> **WHAT IS EXPECTED**
Repeat each line word for word.

> **DATA SHOWN**
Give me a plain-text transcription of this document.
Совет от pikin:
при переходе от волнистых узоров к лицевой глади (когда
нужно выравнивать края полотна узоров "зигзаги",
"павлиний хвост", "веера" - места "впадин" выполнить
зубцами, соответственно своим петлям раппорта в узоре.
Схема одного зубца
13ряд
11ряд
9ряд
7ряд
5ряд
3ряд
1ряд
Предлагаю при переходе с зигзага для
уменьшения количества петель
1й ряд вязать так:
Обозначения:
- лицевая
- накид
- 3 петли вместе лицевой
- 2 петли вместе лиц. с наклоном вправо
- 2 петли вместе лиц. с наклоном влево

> **CORRECT OUTPUT**
Give me a plain-text transcription of this document.
Совет от pikin:
при переходе от волнистых узоров к лицевой глади (когда
нужно выравнивать края полотна узоров "зигзаги",
"павлиний хвост", "веера" - места "впадин" выполнить
зубцами, соответственно своим петлям раппорта в узоре.
Схема одного зубца
13ряд
11ряд
9ряд
7ряд
5ряд
3ряд
1ряд
Предлагаю при переходе с зигзага для
уменьшения количества петель
1й ряд вязать так:
Обозначения:
- лицевая
- накид
- 3 петли вместе лицевой
- 2 петли вместе лиц. с наклоном вправо
- 2 петли вместе лиц. с наклоном влево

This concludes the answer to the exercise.